START RECORD EXCERPTS
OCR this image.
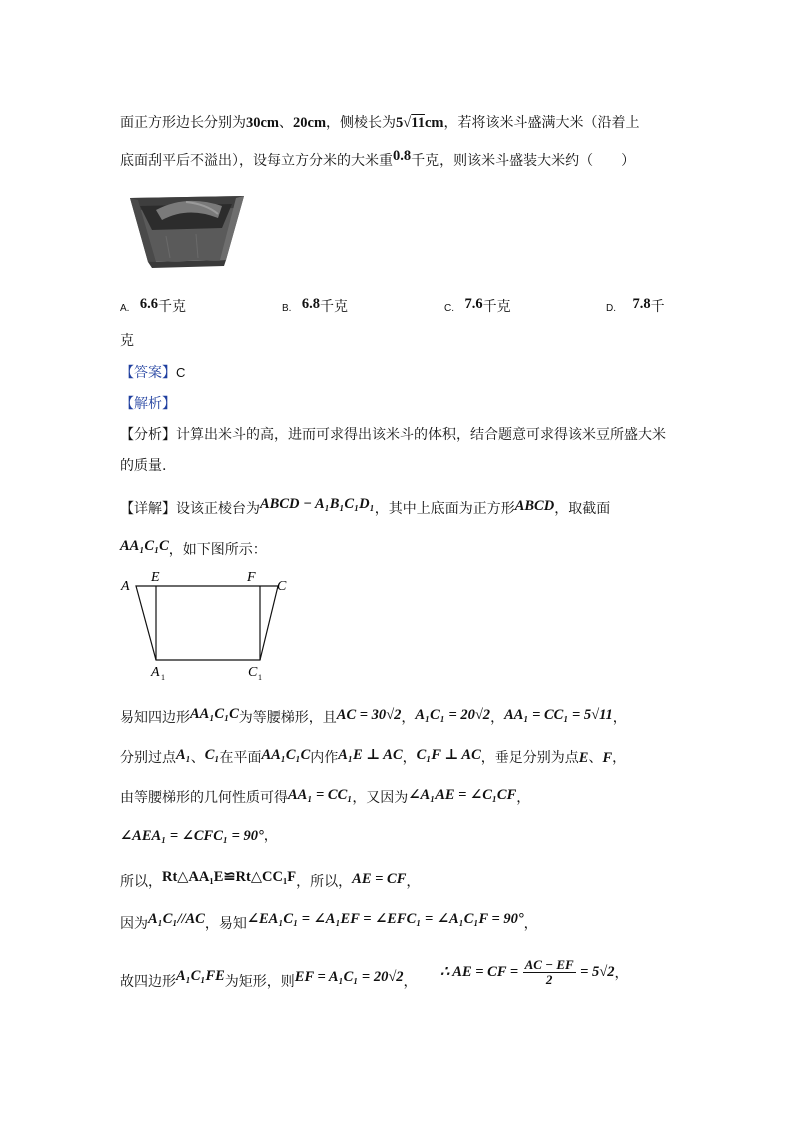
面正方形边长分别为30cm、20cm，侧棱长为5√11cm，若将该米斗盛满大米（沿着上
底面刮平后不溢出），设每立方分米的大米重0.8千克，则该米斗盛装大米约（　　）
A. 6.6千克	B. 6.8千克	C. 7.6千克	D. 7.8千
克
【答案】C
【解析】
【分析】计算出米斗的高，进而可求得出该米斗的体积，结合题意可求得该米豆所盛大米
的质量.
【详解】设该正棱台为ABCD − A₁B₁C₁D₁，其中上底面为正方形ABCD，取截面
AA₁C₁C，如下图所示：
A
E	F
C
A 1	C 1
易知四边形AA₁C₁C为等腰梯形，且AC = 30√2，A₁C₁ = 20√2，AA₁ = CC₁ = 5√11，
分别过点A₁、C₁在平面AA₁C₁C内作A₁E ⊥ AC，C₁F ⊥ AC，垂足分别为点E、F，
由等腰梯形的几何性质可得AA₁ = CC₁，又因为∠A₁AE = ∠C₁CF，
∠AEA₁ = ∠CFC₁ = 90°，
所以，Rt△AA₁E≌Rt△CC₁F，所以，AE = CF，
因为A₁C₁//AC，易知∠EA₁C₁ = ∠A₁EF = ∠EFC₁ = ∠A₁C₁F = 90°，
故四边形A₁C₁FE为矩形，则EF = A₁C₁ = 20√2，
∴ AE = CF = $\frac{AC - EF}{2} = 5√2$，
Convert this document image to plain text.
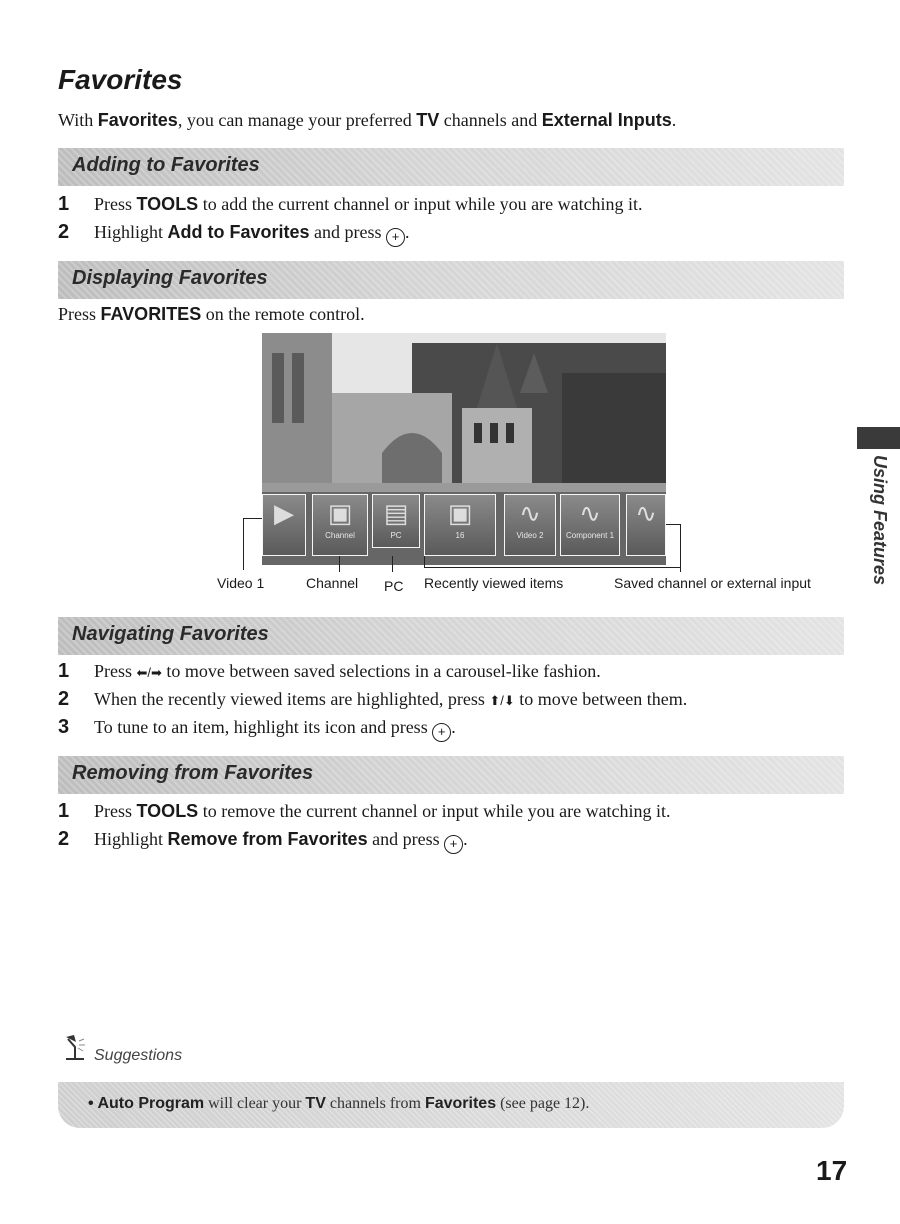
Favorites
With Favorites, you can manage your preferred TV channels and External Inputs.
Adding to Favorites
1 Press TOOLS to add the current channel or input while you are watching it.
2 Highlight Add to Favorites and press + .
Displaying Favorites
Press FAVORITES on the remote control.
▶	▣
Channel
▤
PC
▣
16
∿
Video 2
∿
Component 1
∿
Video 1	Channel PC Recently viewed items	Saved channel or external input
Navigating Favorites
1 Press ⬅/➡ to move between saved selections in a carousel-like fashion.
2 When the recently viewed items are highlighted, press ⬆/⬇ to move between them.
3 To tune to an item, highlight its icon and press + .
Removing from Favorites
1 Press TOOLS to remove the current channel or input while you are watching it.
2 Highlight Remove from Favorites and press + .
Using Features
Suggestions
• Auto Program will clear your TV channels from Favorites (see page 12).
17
END RECORD EXCERPTS
START RECORD EXCERPTS
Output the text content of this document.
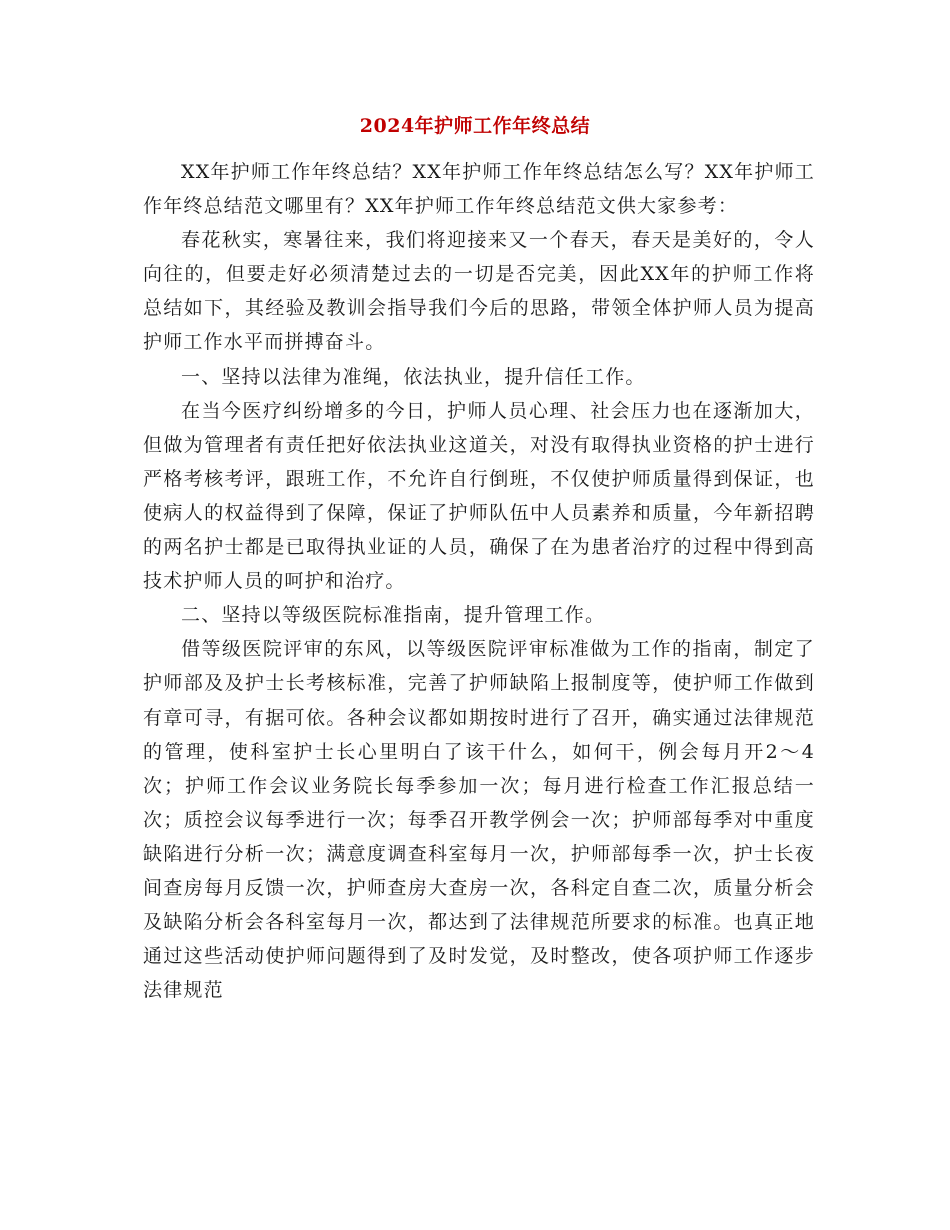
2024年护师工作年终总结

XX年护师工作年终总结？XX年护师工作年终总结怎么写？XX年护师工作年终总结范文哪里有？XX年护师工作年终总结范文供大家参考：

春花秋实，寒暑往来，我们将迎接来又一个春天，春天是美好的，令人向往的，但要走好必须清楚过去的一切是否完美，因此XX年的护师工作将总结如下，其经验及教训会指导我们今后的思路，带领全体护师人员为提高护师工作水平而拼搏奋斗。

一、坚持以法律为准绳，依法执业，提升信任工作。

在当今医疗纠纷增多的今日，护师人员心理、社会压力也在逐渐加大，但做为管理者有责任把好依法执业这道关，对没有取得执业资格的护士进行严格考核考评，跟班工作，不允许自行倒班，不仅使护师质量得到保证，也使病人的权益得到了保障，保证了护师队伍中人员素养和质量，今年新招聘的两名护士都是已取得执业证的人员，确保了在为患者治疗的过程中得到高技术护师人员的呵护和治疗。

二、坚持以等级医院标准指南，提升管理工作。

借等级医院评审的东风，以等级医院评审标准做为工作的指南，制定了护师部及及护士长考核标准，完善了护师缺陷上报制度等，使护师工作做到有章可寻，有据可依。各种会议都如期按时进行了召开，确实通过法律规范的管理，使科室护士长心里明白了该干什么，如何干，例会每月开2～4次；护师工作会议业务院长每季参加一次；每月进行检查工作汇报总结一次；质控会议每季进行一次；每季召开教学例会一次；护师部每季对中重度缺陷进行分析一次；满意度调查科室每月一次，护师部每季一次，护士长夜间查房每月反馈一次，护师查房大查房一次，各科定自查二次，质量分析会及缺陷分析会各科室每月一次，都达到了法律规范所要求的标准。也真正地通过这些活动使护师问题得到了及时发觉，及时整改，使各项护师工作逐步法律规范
END RECORD EXCERPTS
WHAT TO PRODUCE:
Pick out and copy the lines of the entries that hold the string "viewed".

COMPLETED TASK:
Video 1	Channel PC Recently viewed items	Saved channel or external input
2 When the recently viewed items are highlighted, press ⬆/⬇ to move between them.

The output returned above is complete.